* START *

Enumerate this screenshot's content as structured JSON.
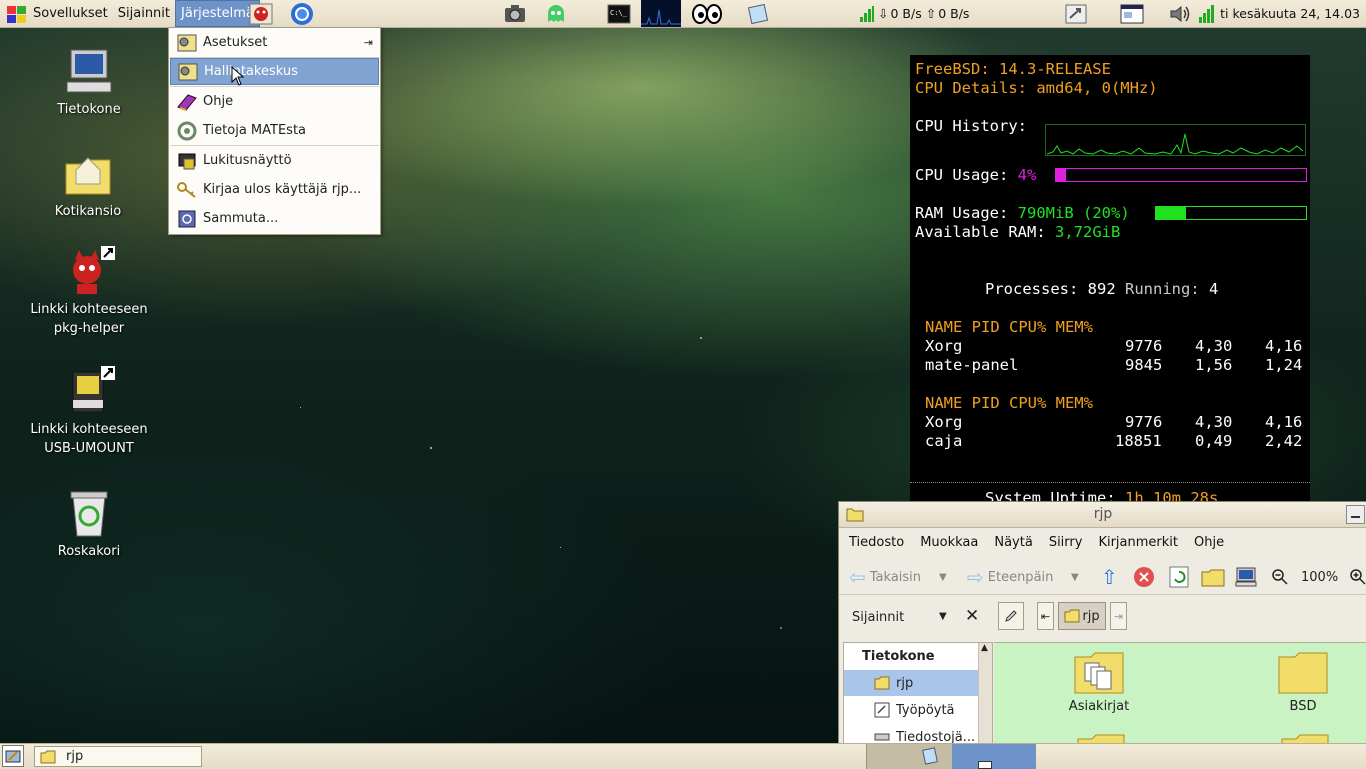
{
  "top_panel": {
    "menus": [
      "Sovellukset",
      "Sijainnit",
      "Järjestelmä"
    ],
    "network": {
      "down": "0 B/s",
      "up": "0 B/s"
    },
    "clock": "ti kesäkuuta 24, 14.03"
  },
  "system_menu": {
    "items": [
      "Asetukset",
      "Hallintakeskus",
      "Ohje",
      "Tietoja MATEsta",
      "Lukitusnäyttö",
      "Kirjaa ulos käyttäjä rjp...",
      "Sammuta..."
    ],
    "highlighted": "Hallintakeskus"
  },
  "desktop_icons": [
    {
      "label": "Tietokone"
    },
    {
      "label": "Kotikansio"
    },
    {
      "label": "Linkki kohteeseen pkg-helper"
    },
    {
      "label": "Linkki kohteeseen USB-UMOUNT"
    },
    {
      "label": "Roskakori"
    }
  ],
  "conky": {
    "os": "FreeBSD: 14.3-RELEASE",
    "cpu_details": "CPU Details: amd64, 0(MHz)",
    "cpu_history_label": "CPU History:",
    "cpu_usage_label": "CPU Usage:",
    "cpu_usage": "4%",
    "cpu_usage_fraction": 0.04,
    "ram_label": "RAM Usage:",
    "ram_value": "790MiB (20%)",
    "ram_fraction": 0.2,
    "avail_label": "Available RAM:",
    "avail_value": "3,72GiB",
    "processes_label": "Processes:",
    "processes": "892",
    "running_label": "Running:",
    "running": "4",
    "table_header": "NAME PID CPU% MEM%",
    "top_cpu": [
      {
        "name": "Xorg",
        "pid": "9776",
        "cpu": "4,30",
        "mem": "4,16"
      },
      {
        "name": "mate-panel",
        "pid": "9845",
        "cpu": "1,56",
        "mem": "1,24"
      }
    ],
    "top_mem": [
      {
        "name": "Xorg",
        "pid": "9776",
        "cpu": "4,30",
        "mem": "4,16"
      },
      {
        "name": "caja",
        "pid": "18851",
        "cpu": "0,49",
        "mem": "2,42"
      }
    ],
    "uptime_label": "System Uptime:",
    "uptime_value": "1h 10m 28s"
  },
  "file_manager": {
    "title": "rjp",
    "menubar": [
      "Tiedosto",
      "Muokkaa",
      "Näytä",
      "Siirry",
      "Kirjanmerkit",
      "Ohje"
    ],
    "toolbar": {
      "back": "Takaisin",
      "forward": "Eteenpäin",
      "zoom": "100%"
    },
    "sidebar_title": "Sijainnit",
    "path_button": "rjp",
    "sidebar": {
      "heading": "Tietokone",
      "items": [
        "rjp",
        "Työpöytä",
        "Tiedostojä..."
      ]
    },
    "files": [
      "Asiakirjat",
      "BSD"
    ]
  },
  "bottom_panel": {
    "task": "rjp"
  }
}
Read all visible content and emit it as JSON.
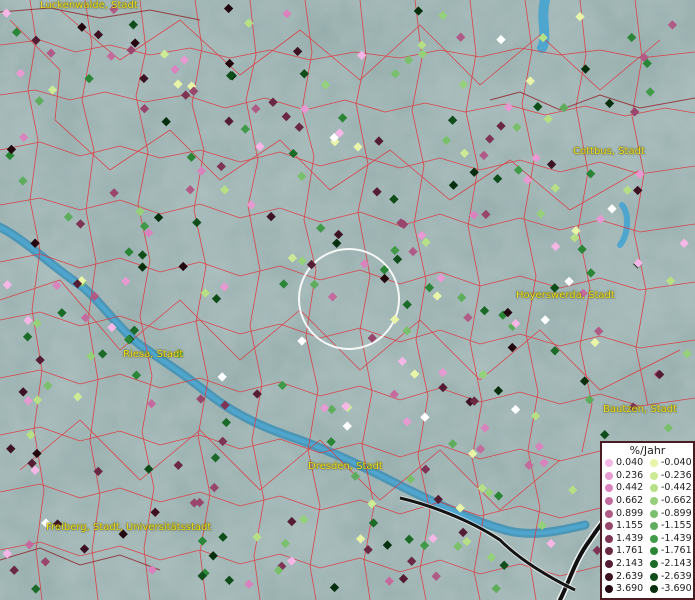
{
  "map": {
    "places": [
      {
        "name": "Luckenwalde, Stadt"
      },
      {
        "name": "Cottbus, Stadt"
      },
      {
        "name": "Hoyerswerda, Stadt"
      },
      {
        "name": "Riesa, Stadt"
      },
      {
        "name": "Bautzen, Stadt"
      },
      {
        "name": "Dresden, Stadt"
      },
      {
        "name": "Freiberg, Stadt, Universitätsstadt"
      }
    ]
  },
  "legend": {
    "title": "%/Jahr",
    "positive": {
      "values": [
        "0.040",
        "0.236",
        "0.442",
        "0.662",
        "0.899",
        "1.155",
        "1.439",
        "1.761",
        "2.143",
        "2.639",
        "3.690"
      ],
      "colors": [
        "#f6b6e6",
        "#e79ad2",
        "#d883bd",
        "#c46b9e",
        "#b05a86",
        "#98466c",
        "#7e3455",
        "#6a2842",
        "#551d33",
        "#3d1223",
        "#24060f"
      ]
    },
    "negative": {
      "values": [
        "-0.040",
        "-0.236",
        "-0.442",
        "-0.662",
        "-0.899",
        "-1.155",
        "-1.439",
        "-1.761",
        "-2.143",
        "-2.639",
        "-3.690"
      ],
      "colors": [
        "#e8f4a8",
        "#cdea96",
        "#b6df86",
        "#95d07a",
        "#7ac06c",
        "#5dad5c",
        "#409a48",
        "#2a8636",
        "#1b6a28",
        "#0f4d1a",
        "#06300d"
      ]
    }
  }
}
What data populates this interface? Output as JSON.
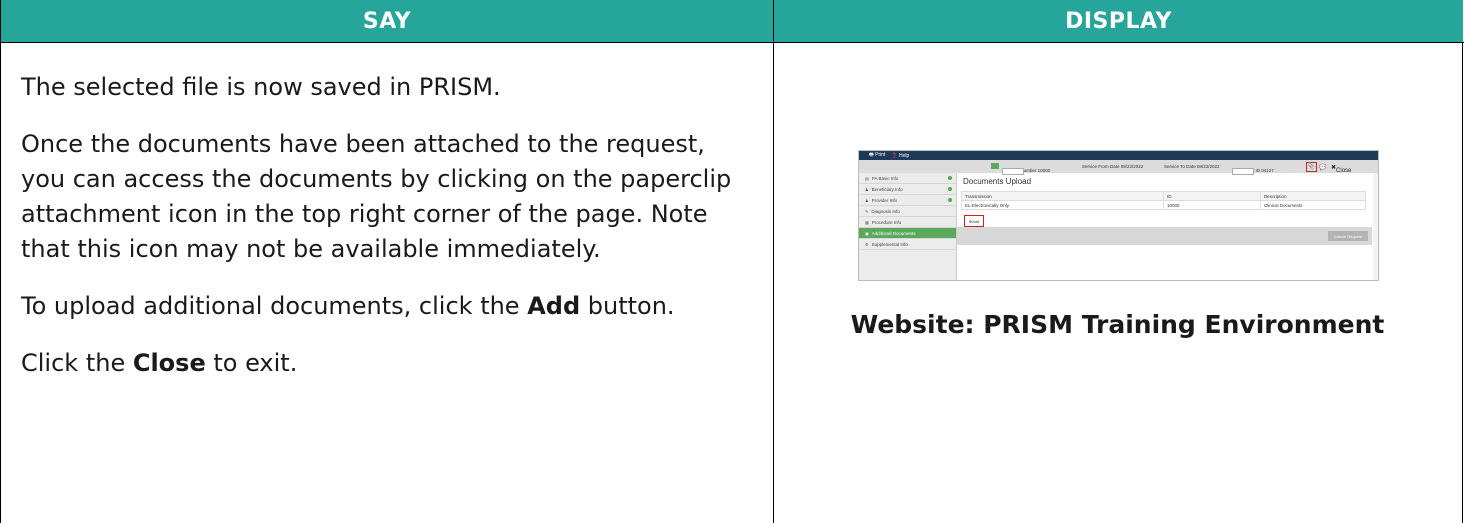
{
  "headers": {
    "say": "SAY",
    "display": "DISPLAY"
  },
  "say": {
    "p1": "The selected file is now saved in PRISM.",
    "p2": "Once the documents have been attached to the request, you can access the documents by clicking on the paperclip attachment icon in the top right corner of the page. Note that this icon may not be available immediately.",
    "p3_pre": "To upload additional documents, click the ",
    "p3_bold": "Add",
    "p3_post": " button.",
    "p4_pre": "Click the ",
    "p4_bold": "Close",
    "p4_post": " to exit."
  },
  "screenshot": {
    "print": "Print",
    "help": "Help",
    "tracking": "Tracking Number 10000",
    "service_from": "Service From Date 08/22/2022",
    "service_to": "Service To Date 08/22/2022",
    "beneficiary": "Beneficiary ID 04127",
    "close": "Close",
    "sidebar": [
      {
        "label": "PA Basic Info",
        "icon": "file-icon",
        "check": true,
        "active": false
      },
      {
        "label": "Beneficiary Info",
        "icon": "user-icon",
        "check": true,
        "active": false
      },
      {
        "label": "Provider Info",
        "icon": "users-icon",
        "check": true,
        "active": false
      },
      {
        "label": "Diagnosis Info",
        "icon": "diagnosis-icon",
        "check": false,
        "active": false
      },
      {
        "label": "Procedure Info",
        "icon": "procedure-icon",
        "check": false,
        "active": false
      },
      {
        "label": "Additional Documents",
        "icon": "documents-icon",
        "check": false,
        "active": true
      },
      {
        "label": "Supplemental Info",
        "icon": "gear-icon",
        "check": false,
        "active": false
      }
    ],
    "title": "Documents Upload",
    "columns": [
      "Transmission",
      "ID",
      "Description"
    ],
    "rows": [
      [
        "EL-Electronically Only",
        "10000",
        "Clinical Documents"
      ]
    ],
    "add": "Add",
    "cancel": "Cancel Request"
  },
  "caption": "Website: PRISM Training Environment",
  "colors": {
    "header_bg": "#26a69a",
    "nav_bar": "#1e3a56",
    "active_item": "#5aa85a",
    "highlight": "#d32020"
  }
}
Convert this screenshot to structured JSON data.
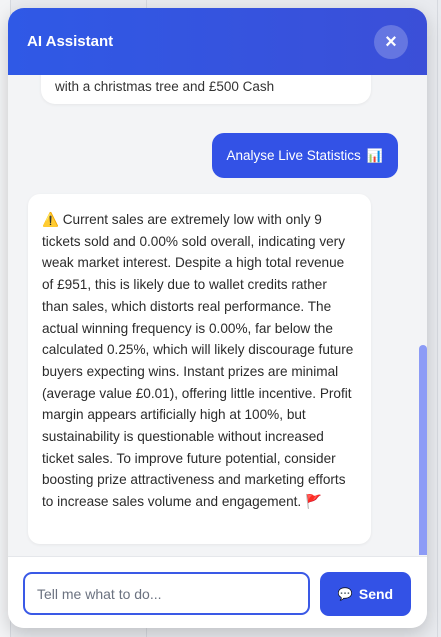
{
  "header": {
    "title": "AI Assistant",
    "close_glyph": "×",
    "close_icon": "close-icon"
  },
  "messages": {
    "previous_snippet": "with a christmas tree and £500 Cash",
    "user_message": {
      "text": "Analyse Live Statistics",
      "icon": "bar-chart-icon",
      "emoji": "📊"
    },
    "assistant_message": {
      "lead_icon": "warning-icon",
      "lead_emoji": "⚠️",
      "text": "Current sales are extremely low with only 9 tickets sold and 0.00% sold overall, indicating very weak market interest. Despite a high total revenue of £951, this is likely due to wallet credits rather than sales, which distorts real performance. The actual winning frequency is 0.00%, far below the calculated 0.25%, which will likely discourage future buyers expecting wins. Instant prizes are minimal (average value £0.01), offering little incentive. Profit margin appears artificially high at 100%, but sustainability is questionable without increased ticket sales. To improve future potential, consider boosting prize attractiveness and marketing efforts to increase sales volume and engagement.",
      "trail_icon": "red-flag-icon",
      "trail_emoji": "🚩"
    }
  },
  "composer": {
    "placeholder": "Tell me what to do...",
    "value": "",
    "send_label": "Send",
    "send_icon": "chat-bubble-icon",
    "send_emoji": "💬"
  },
  "colors": {
    "primary": "#3352e6",
    "header_gradient_start": "#2f59e6",
    "scrollbar": "#8c9bf6"
  }
}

* END *

Short task:
Write out each line of the data exactly; the images should be left out.

Exercise answer:
Enumerate this screenshot's content as structured JSON.
{
  "top_panel": {
    "menus": [
      "Sovellukset",
      "Sijainnit",
      "Järjestelmä"
    ],
    "network": {
      "down": "0 B/s",
      "up": "0 B/s"
    },
    "clock": "ti kesäkuuta 24, 14.03"
  },
  "system_menu": {
    "items": [
      "Asetukset",
      "Hallintakeskus",
      "Ohje",
      "Tietoja MATEsta",
      "Lukitusnäyttö",
      "Kirjaa ulos käyttäjä rjp...",
      "Sammuta..."
    ],
    "highlighted": "Hallintakeskus"
  },
  "desktop_icons": [
    {
      "label": "Tietokone"
    },
    {
      "label": "Kotikansio"
    },
    {
      "label": "Linkki kohteeseen pkg-helper"
    },
    {
      "label": "Linkki kohteeseen USB-UMOUNT"
    },
    {
      "label": "Roskakori"
    }
  ],
  "conky": {
    "os": "FreeBSD: 14.3-RELEASE",
    "cpu_details": "CPU Details: amd64, 0(MHz)",
    "cpu_history_label": "CPU History:",
    "cpu_usage_label": "CPU Usage:",
    "cpu_usage": "4%",
    "cpu_usage_fraction": 0.04,
    "ram_label": "RAM Usage:",
    "ram_value": "790MiB (20%)",
    "ram_fraction": 0.2,
    "avail_label": "Available RAM:",
    "avail_value": "3,72GiB",
    "processes_label": "Processes:",
    "processes": "892",
    "running_label": "Running:",
    "running": "4",
    "table_header": "NAME PID CPU% MEM%",
    "top_cpu": [
      {
        "name": "Xorg",
        "pid": "9776",
        "cpu": "4,30",
        "mem": "4,16"
      },
      {
        "name": "mate-panel",
        "pid": "9845",
        "cpu": "1,56",
        "mem": "1,24"
      }
    ],
    "top_mem": [
      {
        "name": "Xorg",
        "pid": "9776",
        "cpu": "4,30",
        "mem": "4,16"
      },
      {
        "name": "caja",
        "pid": "18851",
        "cpu": "0,49",
        "mem": "2,42"
      }
    ],
    "uptime_label": "System Uptime:",
    "uptime_value": "1h 10m 28s"
  },
  "file_manager": {
    "title": "rjp",
    "menubar": [
      "Tiedosto",
      "Muokkaa",
      "Näytä",
      "Siirry",
      "Kirjanmerkit",
      "Ohje"
    ],
    "toolbar": {
      "back": "Takaisin",
      "forward": "Eteenpäin",
      "zoom": "100%"
    },
    "sidebar_title": "Sijainnit",
    "path_button": "rjp",
    "sidebar": {
      "heading": "Tietokone",
      "items": [
        "rjp",
        "Työpöytä",
        "Tiedostojä..."
      ]
    },
    "files": [
      "Asiakirjat",
      "BSD"
    ]
  },
  "bottom_panel": {
    "task": "rjp"
  }
}
Read all visible content and emit it as JSON.
{
  "map": {
    "places": [
      {
        "name": "Luckenwalde, Stadt"
      },
      {
        "name": "Cottbus, Stadt"
      },
      {
        "name": "Hoyerswerda, Stadt"
      },
      {
        "name": "Riesa, Stadt"
      },
      {
        "name": "Bautzen, Stadt"
      },
      {
        "name": "Dresden, Stadt"
      },
      {
        "name": "Freiberg, Stadt, Universitätsstadt"
      }
    ]
  },
  "legend": {
    "title": "%/Jahr",
    "positive": {
      "values": [
        "0.040",
        "0.236",
        "0.442",
        "0.662",
        "0.899",
        "1.155",
        "1.439",
        "1.761",
        "2.143",
        "2.639",
        "3.690"
      ],
      "colors": [
        "#f6b6e6",
        "#e79ad2",
        "#d883bd",
        "#c46b9e",
        "#b05a86",
        "#98466c",
        "#7e3455",
        "#6a2842",
        "#551d33",
        "#3d1223",
        "#24060f"
      ]
    },
    "negative": {
      "values": [
        "-0.040",
        "-0.236",
        "-0.442",
        "-0.662",
        "-0.899",
        "-1.155",
        "-1.439",
        "-1.761",
        "-2.143",
        "-2.639",
        "-3.690"
      ],
      "colors": [
        "#e8f4a8",
        "#cdea96",
        "#b6df86",
        "#95d07a",
        "#7ac06c",
        "#5dad5c",
        "#409a48",
        "#2a8636",
        "#1b6a28",
        "#0f4d1a",
        "#06300d"
      ]
    }
  }
}
What data populates this interface? Output as JSON.
{
  "headers": {
    "say": "SAY",
    "display": "DISPLAY"
  },
  "say": {
    "p1": "The selected file is now saved in PRISM.",
    "p2": "Once the documents have been attached to the request, you can access the documents by clicking on the paperclip attachment icon in the top right corner of the page. Note that this icon may not be available immediately.",
    "p3_pre": "To upload additional documents, click the ",
    "p3_bold": "Add",
    "p3_post": " button.",
    "p4_pre": "Click the ",
    "p4_bold": "Close",
    "p4_post": " to exit."
  },
  "screenshot": {
    "print": "Print",
    "help": "Help",
    "tracking": "Tracking Number 10000",
    "service_from": "Service From Date 08/22/2022",
    "service_to": "Service To Date 08/22/2022",
    "beneficiary": "Beneficiary ID 04127",
    "close": "Close",
    "sidebar": [
      {
        "label": "PA Basic Info",
        "icon": "file-icon",
        "check": true,
        "active": false
      },
      {
        "label": "Beneficiary Info",
        "icon": "user-icon",
        "check": true,
        "active": false
      },
      {
        "label": "Provider Info",
        "icon": "users-icon",
        "check": true,
        "active": false
      },
      {
        "label": "Diagnosis Info",
        "icon": "diagnosis-icon",
        "check": false,
        "active": false
      },
      {
        "label": "Procedure Info",
        "icon": "procedure-icon",
        "check": false,
        "active": false
      },
      {
        "label": "Additional Documents",
        "icon": "documents-icon",
        "check": false,
        "active": true
      },
      {
        "label": "Supplemental Info",
        "icon": "gear-icon",
        "check": false,
        "active": false
      }
    ],
    "title": "Documents Upload",
    "columns": [
      "Transmission",
      "ID",
      "Description"
    ],
    "rows": [
      [
        "EL-Electronically Only",
        "10000",
        "Clinical Documents"
      ]
    ],
    "add": "Add",
    "cancel": "Cancel Request"
  },
  "caption": "Website: PRISM Training Environment",
  "colors": {
    "header_bg": "#26a69a",
    "nav_bar": "#1e3a56",
    "active_item": "#5aa85a",
    "highlight": "#d32020"
  }
}
Convert this screenshot to structured JSON data.
{
  "header": {
    "title": "AI Assistant",
    "close_glyph": "×",
    "close_icon": "close-icon"
  },
  "messages": {
    "previous_snippet": "with a christmas tree and £500 Cash",
    "user_message": {
      "text": "Analyse Live Statistics",
      "icon": "bar-chart-icon",
      "emoji": "📊"
    },
    "assistant_message": {
      "lead_icon": "warning-icon",
      "lead_emoji": "⚠️",
      "text": "Current sales are extremely low with only 9 tickets sold and 0.00% sold overall, indicating very weak market interest. Despite a high total revenue of £951, this is likely due to wallet credits rather than sales, which distorts real performance. The actual winning frequency is 0.00%, far below the calculated 0.25%, which will likely discourage future buyers expecting wins. Instant prizes are minimal (average value £0.01), offering little incentive. Profit margin appears artificially high at 100%, but sustainability is questionable without increased ticket sales. To improve future potential, consider boosting prize attractiveness and marketing efforts to increase sales volume and engagement.",
      "trail_icon": "red-flag-icon",
      "trail_emoji": "🚩"
    }
  },
  "composer": {
    "placeholder": "Tell me what to do...",
    "value": "",
    "send_label": "Send",
    "send_icon": "chat-bubble-icon",
    "send_emoji": "💬"
  },
  "colors": {
    "primary": "#3352e6",
    "header_gradient_start": "#2f59e6",
    "scrollbar": "#8c9bf6"
  }
}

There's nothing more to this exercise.